*Source extract*:
###

WikiLeaks and The New York Times: Why Size Matters
It's been a bad few days to be anyone in charge of keeping national security secrets. First The Washington Post published its blockbuster "Top Secret America" series, a 13,000 word investigation of the sprawling and highly privatized homeland security complex. And now WikiLeaks, a rogue website devoted to encouraging whistleblowers everywhere to share what they know, is offering up a cache of more than 92,000 classified documents chronicling the war in Afghanistan from the inside.
But WikiLeaks didn't go it alone. Instead, the site's founder, Julian Assange, offered the information in advance of its release to three newspapers: The New York Times, the Guardian of the U.K., and Germany's Der Spiegel. He did this knowing that reporters at those papers, in possession of an exclusive, would work hard to mine every bit of news from the documents before their public release, whereas, were he to give them to everyone at the same time, no one would have any special incentive to devote resources to scouring them.
Why did Assange choose the Times, among all U.S. news outlets, to favor with his bounty? The answer's so obvious, it's hardly worth stating. It's because the Times is, by an order of magnitude, the most influential outlet -- the one from which all other news organizations take their cues. And that, in turn, is a function of both prestige and raw size: the Times has the third-largest print circulation of any U.S. daily and the largest online readership.

###

*Dataset*:
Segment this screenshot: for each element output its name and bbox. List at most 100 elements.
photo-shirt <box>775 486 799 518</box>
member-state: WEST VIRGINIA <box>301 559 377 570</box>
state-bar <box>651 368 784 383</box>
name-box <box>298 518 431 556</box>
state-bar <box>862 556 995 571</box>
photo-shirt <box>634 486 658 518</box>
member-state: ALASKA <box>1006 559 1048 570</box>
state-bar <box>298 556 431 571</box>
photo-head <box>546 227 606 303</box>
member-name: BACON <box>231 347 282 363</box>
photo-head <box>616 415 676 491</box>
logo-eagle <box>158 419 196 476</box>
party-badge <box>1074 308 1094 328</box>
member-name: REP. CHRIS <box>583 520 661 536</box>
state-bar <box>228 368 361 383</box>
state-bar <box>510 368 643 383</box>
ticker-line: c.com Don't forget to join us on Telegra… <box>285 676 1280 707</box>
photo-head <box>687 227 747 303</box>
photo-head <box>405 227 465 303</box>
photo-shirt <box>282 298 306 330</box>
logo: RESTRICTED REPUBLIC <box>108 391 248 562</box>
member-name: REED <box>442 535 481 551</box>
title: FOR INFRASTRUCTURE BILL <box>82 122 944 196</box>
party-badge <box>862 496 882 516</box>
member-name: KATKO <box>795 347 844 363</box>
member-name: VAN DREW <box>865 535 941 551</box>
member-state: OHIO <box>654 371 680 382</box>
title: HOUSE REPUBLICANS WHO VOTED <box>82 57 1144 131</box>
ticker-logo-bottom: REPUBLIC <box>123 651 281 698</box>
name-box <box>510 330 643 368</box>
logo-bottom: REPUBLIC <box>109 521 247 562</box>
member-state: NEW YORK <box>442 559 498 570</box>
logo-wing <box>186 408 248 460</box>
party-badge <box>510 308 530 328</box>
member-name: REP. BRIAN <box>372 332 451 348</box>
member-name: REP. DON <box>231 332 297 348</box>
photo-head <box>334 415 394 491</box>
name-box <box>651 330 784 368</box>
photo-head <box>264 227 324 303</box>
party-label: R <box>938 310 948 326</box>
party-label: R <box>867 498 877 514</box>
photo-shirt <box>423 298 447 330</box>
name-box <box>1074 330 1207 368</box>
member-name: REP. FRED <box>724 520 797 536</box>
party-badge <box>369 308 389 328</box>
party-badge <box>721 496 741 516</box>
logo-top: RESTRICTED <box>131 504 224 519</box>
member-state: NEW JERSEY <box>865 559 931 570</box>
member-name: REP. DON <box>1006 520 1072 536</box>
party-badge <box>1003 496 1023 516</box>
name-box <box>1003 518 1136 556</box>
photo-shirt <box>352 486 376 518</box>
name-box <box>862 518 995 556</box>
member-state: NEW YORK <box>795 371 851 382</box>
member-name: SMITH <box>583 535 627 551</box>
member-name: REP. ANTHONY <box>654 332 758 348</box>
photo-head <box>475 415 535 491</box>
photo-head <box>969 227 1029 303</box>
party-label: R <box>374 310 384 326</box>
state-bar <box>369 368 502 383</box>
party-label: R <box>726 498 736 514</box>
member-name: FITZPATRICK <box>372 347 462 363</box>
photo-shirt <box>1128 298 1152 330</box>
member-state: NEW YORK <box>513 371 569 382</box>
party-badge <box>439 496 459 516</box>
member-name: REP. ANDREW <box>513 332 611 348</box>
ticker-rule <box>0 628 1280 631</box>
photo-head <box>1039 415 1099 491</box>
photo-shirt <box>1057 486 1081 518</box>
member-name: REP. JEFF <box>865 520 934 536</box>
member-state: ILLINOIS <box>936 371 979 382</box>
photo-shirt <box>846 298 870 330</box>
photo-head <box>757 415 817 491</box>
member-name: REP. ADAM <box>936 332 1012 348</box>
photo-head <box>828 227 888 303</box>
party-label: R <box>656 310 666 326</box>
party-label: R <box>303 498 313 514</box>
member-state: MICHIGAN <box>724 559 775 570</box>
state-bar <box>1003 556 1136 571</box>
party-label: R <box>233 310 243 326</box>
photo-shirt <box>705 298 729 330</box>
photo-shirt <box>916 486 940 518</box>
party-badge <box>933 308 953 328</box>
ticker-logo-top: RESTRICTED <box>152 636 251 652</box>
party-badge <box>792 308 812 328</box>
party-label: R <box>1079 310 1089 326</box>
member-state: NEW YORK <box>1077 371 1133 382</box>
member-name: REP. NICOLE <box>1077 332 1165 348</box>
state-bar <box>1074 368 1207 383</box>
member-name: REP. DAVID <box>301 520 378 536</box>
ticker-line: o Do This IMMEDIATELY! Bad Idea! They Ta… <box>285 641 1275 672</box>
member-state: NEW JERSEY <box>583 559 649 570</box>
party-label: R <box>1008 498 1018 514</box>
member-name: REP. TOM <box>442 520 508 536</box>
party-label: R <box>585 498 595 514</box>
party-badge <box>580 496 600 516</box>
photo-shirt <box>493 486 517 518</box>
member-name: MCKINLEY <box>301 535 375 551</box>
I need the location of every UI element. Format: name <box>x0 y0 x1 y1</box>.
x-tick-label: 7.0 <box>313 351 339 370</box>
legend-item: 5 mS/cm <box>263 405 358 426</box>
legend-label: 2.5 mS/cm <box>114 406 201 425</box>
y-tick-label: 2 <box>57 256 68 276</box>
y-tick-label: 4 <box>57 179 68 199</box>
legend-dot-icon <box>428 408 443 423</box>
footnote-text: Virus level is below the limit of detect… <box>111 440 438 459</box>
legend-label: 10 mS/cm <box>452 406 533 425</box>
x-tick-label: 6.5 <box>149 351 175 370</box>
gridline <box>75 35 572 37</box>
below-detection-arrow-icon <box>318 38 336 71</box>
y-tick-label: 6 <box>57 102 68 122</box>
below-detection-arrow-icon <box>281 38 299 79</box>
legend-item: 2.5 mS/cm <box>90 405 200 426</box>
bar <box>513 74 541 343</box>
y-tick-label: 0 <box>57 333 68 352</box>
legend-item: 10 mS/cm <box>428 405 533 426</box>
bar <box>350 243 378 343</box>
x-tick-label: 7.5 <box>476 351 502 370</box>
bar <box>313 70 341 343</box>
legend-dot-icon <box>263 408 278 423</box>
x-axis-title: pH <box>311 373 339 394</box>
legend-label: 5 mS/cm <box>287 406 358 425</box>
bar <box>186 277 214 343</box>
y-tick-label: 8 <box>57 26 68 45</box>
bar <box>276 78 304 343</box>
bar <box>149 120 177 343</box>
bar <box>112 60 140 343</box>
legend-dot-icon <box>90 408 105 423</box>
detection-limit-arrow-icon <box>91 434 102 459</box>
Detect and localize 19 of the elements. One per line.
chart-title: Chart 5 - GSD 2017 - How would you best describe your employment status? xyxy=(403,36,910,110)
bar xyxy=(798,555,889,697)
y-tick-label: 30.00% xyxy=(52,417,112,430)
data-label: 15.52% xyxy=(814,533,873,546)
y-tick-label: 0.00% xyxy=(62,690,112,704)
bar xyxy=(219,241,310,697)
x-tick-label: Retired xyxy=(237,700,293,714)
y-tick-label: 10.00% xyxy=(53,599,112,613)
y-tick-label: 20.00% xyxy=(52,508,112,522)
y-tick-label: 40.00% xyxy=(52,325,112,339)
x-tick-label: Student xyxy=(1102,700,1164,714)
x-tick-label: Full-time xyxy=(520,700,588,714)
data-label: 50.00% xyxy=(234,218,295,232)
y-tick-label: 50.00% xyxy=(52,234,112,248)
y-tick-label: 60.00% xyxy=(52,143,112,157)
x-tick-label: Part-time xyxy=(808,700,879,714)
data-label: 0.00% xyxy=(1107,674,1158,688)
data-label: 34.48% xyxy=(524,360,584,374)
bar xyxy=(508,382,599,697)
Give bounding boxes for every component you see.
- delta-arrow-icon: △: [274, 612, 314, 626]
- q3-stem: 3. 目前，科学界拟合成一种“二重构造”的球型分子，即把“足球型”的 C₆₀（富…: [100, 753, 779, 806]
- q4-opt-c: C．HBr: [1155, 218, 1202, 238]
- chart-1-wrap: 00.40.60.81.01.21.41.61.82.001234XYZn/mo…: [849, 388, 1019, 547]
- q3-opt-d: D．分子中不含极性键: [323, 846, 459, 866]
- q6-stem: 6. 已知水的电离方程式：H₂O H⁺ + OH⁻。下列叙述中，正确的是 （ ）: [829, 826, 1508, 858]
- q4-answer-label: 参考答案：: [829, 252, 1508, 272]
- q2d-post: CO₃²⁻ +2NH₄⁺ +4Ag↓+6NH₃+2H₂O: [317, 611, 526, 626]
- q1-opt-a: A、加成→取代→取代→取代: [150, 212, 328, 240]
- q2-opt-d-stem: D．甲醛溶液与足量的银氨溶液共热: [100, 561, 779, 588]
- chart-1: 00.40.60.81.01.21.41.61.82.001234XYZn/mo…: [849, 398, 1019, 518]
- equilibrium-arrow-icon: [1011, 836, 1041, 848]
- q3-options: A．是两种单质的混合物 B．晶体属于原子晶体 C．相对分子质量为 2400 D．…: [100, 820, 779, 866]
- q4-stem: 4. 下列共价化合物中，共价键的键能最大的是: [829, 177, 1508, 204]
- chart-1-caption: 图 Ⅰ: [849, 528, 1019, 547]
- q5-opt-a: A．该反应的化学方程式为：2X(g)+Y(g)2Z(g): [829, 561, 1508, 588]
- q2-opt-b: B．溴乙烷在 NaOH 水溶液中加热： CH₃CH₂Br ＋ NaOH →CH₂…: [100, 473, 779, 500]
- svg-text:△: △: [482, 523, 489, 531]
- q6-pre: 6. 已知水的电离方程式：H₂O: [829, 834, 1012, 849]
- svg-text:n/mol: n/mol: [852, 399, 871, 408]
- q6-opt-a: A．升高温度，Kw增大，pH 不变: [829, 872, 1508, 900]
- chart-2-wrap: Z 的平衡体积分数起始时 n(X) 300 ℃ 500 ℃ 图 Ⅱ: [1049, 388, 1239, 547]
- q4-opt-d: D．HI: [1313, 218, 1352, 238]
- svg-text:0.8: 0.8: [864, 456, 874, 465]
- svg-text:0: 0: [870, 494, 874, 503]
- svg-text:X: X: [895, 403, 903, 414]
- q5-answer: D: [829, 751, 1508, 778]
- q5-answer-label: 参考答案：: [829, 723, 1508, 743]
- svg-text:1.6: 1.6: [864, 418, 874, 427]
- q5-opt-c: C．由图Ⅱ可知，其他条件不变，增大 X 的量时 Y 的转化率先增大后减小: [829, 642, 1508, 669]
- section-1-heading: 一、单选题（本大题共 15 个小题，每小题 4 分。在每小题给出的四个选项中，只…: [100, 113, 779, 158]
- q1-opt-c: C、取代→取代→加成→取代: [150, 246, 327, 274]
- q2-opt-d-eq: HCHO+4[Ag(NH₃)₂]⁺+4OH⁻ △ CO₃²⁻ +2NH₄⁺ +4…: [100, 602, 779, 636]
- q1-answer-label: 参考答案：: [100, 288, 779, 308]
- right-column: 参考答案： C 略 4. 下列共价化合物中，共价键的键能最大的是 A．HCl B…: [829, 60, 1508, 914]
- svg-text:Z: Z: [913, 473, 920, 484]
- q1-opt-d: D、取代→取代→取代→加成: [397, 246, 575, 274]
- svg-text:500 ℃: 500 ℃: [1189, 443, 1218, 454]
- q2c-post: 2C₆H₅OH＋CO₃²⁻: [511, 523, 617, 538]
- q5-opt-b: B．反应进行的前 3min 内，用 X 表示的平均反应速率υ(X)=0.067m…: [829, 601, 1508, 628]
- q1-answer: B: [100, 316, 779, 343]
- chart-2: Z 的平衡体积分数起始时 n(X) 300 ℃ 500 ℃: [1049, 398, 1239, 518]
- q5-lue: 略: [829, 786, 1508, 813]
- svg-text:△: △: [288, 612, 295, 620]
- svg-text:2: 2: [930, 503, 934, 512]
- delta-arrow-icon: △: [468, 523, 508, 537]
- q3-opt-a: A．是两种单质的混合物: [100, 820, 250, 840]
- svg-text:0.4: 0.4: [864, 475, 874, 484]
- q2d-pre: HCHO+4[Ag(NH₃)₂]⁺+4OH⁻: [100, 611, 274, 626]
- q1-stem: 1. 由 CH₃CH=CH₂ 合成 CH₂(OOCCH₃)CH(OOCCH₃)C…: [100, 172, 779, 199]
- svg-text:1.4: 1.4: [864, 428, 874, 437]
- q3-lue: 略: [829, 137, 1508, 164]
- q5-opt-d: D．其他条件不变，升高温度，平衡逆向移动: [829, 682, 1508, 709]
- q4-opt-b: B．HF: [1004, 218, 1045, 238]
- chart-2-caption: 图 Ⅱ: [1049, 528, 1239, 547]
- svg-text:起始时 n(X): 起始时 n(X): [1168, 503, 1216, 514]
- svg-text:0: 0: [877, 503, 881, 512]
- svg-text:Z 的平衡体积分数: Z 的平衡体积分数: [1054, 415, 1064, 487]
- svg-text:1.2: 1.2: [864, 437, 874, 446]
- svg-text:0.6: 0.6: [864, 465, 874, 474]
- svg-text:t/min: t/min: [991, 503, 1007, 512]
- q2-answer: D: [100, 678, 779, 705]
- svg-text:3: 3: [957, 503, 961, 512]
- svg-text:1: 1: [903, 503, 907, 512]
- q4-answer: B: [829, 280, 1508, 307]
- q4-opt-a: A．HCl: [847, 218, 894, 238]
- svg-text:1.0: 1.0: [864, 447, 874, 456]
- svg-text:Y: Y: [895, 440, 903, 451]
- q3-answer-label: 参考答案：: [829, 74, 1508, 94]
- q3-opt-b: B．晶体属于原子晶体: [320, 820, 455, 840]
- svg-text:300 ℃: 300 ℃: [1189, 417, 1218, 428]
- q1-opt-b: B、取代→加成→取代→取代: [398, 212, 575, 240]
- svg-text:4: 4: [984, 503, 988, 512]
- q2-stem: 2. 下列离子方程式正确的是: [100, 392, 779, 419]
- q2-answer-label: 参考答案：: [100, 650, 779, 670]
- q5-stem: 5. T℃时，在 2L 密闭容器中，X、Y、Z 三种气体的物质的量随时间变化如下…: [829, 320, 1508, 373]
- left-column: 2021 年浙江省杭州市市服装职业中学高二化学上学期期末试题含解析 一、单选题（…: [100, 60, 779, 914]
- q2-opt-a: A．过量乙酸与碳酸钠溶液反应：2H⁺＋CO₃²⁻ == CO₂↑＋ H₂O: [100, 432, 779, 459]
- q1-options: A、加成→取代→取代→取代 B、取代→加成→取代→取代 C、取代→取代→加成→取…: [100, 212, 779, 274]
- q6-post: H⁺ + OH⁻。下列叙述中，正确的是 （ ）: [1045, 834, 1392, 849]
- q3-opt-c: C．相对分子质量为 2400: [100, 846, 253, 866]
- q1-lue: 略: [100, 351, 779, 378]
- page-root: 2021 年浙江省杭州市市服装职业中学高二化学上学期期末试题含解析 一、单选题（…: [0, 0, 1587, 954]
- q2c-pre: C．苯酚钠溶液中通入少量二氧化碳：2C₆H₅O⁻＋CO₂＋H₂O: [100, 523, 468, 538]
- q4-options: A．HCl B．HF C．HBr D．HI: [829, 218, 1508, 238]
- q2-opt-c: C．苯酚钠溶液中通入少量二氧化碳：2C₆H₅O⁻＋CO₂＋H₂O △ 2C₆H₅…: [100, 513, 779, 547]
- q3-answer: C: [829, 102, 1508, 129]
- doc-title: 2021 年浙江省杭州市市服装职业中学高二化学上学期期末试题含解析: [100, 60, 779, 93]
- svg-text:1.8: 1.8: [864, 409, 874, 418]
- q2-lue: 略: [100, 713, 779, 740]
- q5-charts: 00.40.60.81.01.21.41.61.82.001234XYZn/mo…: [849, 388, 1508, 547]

###

*What you need to do*:
- A) Decide whether each of these statements agrees with the article on WikiLeaks and The New York Times. Answer yes or no for each, and quote the deciding words of the article. (i) WikiLeaks offered up more than 92,000 classified documents about the war in Afghanistan. (ii) Assange gave the information in advance to four newspapers. (iii) The Times has the largest print circulation of any U.S. daily.
- B) Carry on the article on WikiLeaks and The New York Times from the point where it stops.

*Answers by item number*:
- A)
(i) Yes: "offering up a cache of more than 92,000 classified documents chronicling the war in Afghanistan from the inside."
(ii) No: "offered the information in advance of its release to three newspapers: The New York Times, the Guardian of the U.K., and Germany's Der Spiegel."
(iii) No: "the Times has the third-largest print circulation of any U.S. daily and the largest online readership."

- B)
That vast online reach is a big part of what Assange was after. That much is clear from his decision to work with the Guardian, which barely cracks the top 10 in print circulation in the U.K. but has the third biggest website audience, and the biggest for a broadsheet.
But the Times is currently headed down a path that could very well involve sacrificing some of its Web traffic in hopes of achieving greater profitability. The company says it will begin charging its most loyal readers for website access in 2011. The thinking here is: Why pursue bigness for the sake of bigness when a smaller readership might actually be more lucrative?
The WikiLeaks leak is why. The Times' broad reach is part of its influence, and its influence is why people like Assange go the the Times first with leaks and exclusives. You can't make the Times smaller without compromising, however marginally, its news-gathering ability. It may be necessary to make the Times more profitable to ensure its survival, but if there's a way to do it while keeping its content free, it would be ultimately in the paper's own best interest. After all, is it possible to imagine that Assange, the ultimate devotee of the precept that information wants to be free, teaming up with a site that isn't?